** Material provided follows **

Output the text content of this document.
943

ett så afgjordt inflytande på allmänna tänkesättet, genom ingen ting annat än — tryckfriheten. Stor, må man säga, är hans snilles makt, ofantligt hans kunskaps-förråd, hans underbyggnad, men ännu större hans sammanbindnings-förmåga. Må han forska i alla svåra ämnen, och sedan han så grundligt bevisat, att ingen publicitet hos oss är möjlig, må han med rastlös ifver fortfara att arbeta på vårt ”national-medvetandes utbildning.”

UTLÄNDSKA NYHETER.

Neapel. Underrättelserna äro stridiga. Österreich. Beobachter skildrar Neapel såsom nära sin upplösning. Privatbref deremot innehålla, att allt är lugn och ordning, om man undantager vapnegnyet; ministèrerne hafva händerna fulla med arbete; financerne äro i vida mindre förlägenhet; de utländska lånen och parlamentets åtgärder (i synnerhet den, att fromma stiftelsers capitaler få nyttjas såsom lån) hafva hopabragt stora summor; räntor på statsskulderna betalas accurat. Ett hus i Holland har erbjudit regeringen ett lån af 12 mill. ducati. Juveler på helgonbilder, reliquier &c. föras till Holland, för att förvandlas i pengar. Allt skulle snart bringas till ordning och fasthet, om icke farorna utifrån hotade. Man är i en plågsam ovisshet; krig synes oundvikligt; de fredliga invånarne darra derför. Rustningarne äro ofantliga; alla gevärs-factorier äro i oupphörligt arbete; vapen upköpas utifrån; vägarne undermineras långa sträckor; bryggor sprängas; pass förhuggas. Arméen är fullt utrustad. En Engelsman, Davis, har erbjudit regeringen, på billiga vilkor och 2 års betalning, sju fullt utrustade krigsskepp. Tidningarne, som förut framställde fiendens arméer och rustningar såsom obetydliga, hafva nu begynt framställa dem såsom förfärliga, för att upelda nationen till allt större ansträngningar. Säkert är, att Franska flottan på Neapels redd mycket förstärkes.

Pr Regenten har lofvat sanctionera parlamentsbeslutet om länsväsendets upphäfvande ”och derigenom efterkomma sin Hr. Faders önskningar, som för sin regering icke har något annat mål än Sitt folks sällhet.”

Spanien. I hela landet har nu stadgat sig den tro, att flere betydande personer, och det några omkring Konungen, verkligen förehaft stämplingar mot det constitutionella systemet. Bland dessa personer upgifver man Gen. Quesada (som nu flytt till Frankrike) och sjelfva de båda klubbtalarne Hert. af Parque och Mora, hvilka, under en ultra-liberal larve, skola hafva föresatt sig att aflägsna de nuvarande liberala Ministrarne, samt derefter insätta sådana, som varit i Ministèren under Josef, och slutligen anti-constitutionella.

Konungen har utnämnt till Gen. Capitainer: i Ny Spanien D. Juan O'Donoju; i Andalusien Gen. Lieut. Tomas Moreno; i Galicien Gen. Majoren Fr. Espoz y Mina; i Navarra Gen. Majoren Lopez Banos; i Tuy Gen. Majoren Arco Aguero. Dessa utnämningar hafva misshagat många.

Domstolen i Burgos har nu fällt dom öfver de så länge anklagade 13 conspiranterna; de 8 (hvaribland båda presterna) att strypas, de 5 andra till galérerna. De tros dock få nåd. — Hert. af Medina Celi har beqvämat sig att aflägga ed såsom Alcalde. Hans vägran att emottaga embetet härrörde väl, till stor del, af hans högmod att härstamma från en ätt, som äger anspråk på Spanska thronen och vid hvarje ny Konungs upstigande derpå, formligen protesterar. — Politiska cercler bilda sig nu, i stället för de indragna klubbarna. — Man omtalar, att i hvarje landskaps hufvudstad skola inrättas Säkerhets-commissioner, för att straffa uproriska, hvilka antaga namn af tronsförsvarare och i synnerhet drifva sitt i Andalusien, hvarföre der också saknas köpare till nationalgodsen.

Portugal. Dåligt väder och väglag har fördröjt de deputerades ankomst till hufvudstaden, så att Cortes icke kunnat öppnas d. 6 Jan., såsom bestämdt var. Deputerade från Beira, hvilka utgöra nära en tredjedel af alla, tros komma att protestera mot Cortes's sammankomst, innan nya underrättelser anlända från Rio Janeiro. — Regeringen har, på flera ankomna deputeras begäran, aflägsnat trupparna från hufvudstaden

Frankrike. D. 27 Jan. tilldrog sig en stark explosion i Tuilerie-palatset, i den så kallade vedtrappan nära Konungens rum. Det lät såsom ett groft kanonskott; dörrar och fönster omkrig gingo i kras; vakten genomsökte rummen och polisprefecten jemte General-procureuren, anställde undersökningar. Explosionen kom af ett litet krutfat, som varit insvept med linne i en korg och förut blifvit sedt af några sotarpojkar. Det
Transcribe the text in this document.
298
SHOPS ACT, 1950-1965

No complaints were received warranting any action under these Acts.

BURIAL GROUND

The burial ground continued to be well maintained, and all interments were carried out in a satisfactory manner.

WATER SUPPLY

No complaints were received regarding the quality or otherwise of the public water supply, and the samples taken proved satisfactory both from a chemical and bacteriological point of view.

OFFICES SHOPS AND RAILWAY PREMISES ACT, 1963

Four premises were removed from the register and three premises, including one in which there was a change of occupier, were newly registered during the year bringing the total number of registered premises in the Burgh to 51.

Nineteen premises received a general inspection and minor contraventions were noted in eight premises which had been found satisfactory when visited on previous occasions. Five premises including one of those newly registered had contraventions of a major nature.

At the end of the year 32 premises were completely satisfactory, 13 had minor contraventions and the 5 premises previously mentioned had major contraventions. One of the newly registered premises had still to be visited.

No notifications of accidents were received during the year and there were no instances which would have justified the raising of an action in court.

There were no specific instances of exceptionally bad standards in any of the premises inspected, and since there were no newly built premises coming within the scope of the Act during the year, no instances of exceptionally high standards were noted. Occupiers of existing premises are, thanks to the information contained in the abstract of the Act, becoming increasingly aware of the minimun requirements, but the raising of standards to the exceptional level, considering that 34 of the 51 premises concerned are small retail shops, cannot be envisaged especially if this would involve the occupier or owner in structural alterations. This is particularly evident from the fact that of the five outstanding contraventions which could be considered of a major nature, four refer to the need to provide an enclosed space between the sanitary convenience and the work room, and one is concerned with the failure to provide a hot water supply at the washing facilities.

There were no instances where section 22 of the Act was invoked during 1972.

** End of Material provided **

Nothing in the records may be left out; transcribe all of them exactly.

Output the text content of this document.
943

ett så afgjordt inflytande på allmänna tänkesättet, genom ingen ting annat än — tryckfriheten. Stor, må man säga, är hans snilles makt, ofantligt hans kunskaps-förråd, hans underbyggnad, men ännu större hans sammanbindnings-förmåga. Må han forska i alla svåra ämnen, och sedan han så grundligt bevisat, att ingen publicitet hos oss är möjlig, må han med rastlös ifver fortfara att arbeta på vårt ”national-medvetandes utbildning.”

UTLÄNDSKA NYHETER.

Neapel. Underrättelserna äro stridiga. Österreich. Beobachter skildrar Neapel såsom nära sin upplösning. Privatbref deremot innehålla, att allt är lugn och ordning, om man undantager vapnegnyet; ministèrerne hafva händerna fulla med arbete; financerne äro i vida mindre förlägenhet; de utländska lånen och parlamentets åtgärder (i synnerhet den, att fromma stiftelsers capitaler få nyttjas såsom lån) hafva hopabragt stora summor; räntor på statsskulderna betalas accurat. Ett hus i Holland har erbjudit regeringen ett lån af 12 mill. ducati. Juveler på helgonbilder, reliquier &c. föras till Holland, för att förvandlas i pengar. Allt skulle snart bringas till ordning och fasthet, om icke farorna utifrån hotade. Man är i en plågsam ovisshet; krig synes oundvikligt; de fredliga invånarne darra derför. Rustningarne äro ofantliga; alla gevärs-factorier äro i oupphörligt arbete; vapen upköpas utifrån; vägarne undermineras långa sträckor; bryggor sprängas; pass förhuggas. Arméen är fullt utrustad. En Engelsman, Davis, har erbjudit regeringen, på billiga vilkor och 2 års betalning, sju fullt utrustade krigsskepp. Tidningarne, som förut framställde fiendens arméer och rustningar såsom obetydliga, hafva nu begynt framställa dem såsom förfärliga, för att upelda nationen till allt större ansträngningar. Säkert är, att Franska flottan på Neapels redd mycket förstärkes.

Pr Regenten har lofvat sanctionera parlamentsbeslutet om länsväsendets upphäfvande ”och derigenom efterkomma sin Hr. Faders önskningar, som för sin regering icke har något annat mål än Sitt folks sällhet.”

Spanien. I hela landet har nu stadgat sig den tro, att flere betydande personer, och det några omkring Konungen, verkligen förehaft stämplingar mot det constitutionella systemet. Bland dessa personer upgifver man Gen. Quesada (som nu flytt till Frankrike) och sjelfva de båda klubbtalarne Hert. af Parque och Mora, hvilka, under en ultra-liberal larve, skola hafva föresatt sig att aflägsna de nuvarande liberala Ministrarne, samt derefter insätta sådana, som varit i Ministèren under Josef, och slutligen anti-constitutionella.

Konungen har utnämnt till Gen. Capitainer: i Ny Spanien D. Juan O'Donoju; i Andalusien Gen. Lieut. Tomas Moreno; i Galicien Gen. Majoren Fr. Espoz y Mina; i Navarra Gen. Majoren Lopez Banos; i Tuy Gen. Majoren Arco Aguero. Dessa utnämningar hafva misshagat många.

Domstolen i Burgos har nu fällt dom öfver de så länge anklagade 13 conspiranterna; de 8 (hvaribland båda presterna) att strypas, de 5 andra till galérerna. De tros dock få nåd. — Hert. af Medina Celi har beqvämat sig att aflägga ed såsom Alcalde. Hans vägran att emottaga embetet härrörde väl, till stor del, af hans högmod att härstamma från en ätt, som äger anspråk på Spanska thronen och vid hvarje ny Konungs upstigande derpå, formligen protesterar. — Politiska cercler bilda sig nu, i stället för de indragna klubbarna. — Man omtalar, att i hvarje landskaps hufvudstad skola inrättas Säkerhets-commissioner, för att straffa uproriska, hvilka antaga namn af tronsförsvarare och i synnerhet drifva sitt i Andalusien, hvarföre der också saknas köpare till nationalgodsen.

Portugal. Dåligt väder och väglag har fördröjt de deputerades ankomst till hufvudstaden, så att Cortes icke kunnat öppnas d. 6 Jan., såsom bestämdt var. Deputerade från Beira, hvilka utgöra nära en tredjedel af alla, tros komma att protestera mot Cortes's sammankomst, innan nya underrättelser anlända från Rio Janeiro. — Regeringen har, på flera ankomna deputeras begäran, aflägsnat trupparna från hufvudstaden

Frankrike. D. 27 Jan. tilldrog sig en stark explosion i Tuilerie-palatset, i den så kallade vedtrappan nära Konungens rum. Det lät såsom ett groft kanonskott; dörrar och fönster omkrig gingo i kras; vakten genomsökte rummen och polisprefecten jemte General-procureuren, anställde undersökningar. Explosionen kom af ett litet krutfat, som varit insvept med linne i en korg och förut blifvit sedt af några sotarpojkar. Det
Transcribe the text in this document.
298
SHOPS ACT, 1950-1965

No complaints were received warranting any action under these Acts.

BURIAL GROUND

The burial ground continued to be well maintained, and all interments were carried out in a satisfactory manner.

WATER SUPPLY

No complaints were received regarding the quality or otherwise of the public water supply, and the samples taken proved satisfactory both from a chemical and bacteriological point of view.

OFFICES SHOPS AND RAILWAY PREMISES ACT, 1963

Four premises were removed from the register and three premises, including one in which there was a change of occupier, were newly registered during the year bringing the total number of registered premises in the Burgh to 51.

Nineteen premises received a general inspection and minor contraventions were noted in eight premises which had been found satisfactory when visited on previous occasions. Five premises including one of those newly registered had contraventions of a major nature.

At the end of the year 32 premises were completely satisfactory, 13 had minor contraventions and the 5 premises previously mentioned had major contraventions. One of the newly registered premises had still to be visited.

No notifications of accidents were received during the year and there were no instances which would have justified the raising of an action in court.

There were no specific instances of exceptionally bad standards in any of the premises inspected, and since there were no newly built premises coming within the scope of the Act during the year, no instances of exceptionally high standards were noted. Occupiers of existing premises are, thanks to the information contained in the abstract of the Act, becoming increasingly aware of the minimun requirements, but the raising of standards to the exceptional level, considering that 34 of the 51 premises concerned are small retail shops, cannot be envisaged especially if this would involve the occupier or owner in structural alterations. This is particularly evident from the fact that of the five outstanding contraventions which could be considered of a major nature, four refer to the need to provide an enclosed space between the sanitary convenience and the work room, and one is concerned with the failure to provide a hot water supply at the washing facilities.

There were no instances where section 22 of the Act was invoked during 1972.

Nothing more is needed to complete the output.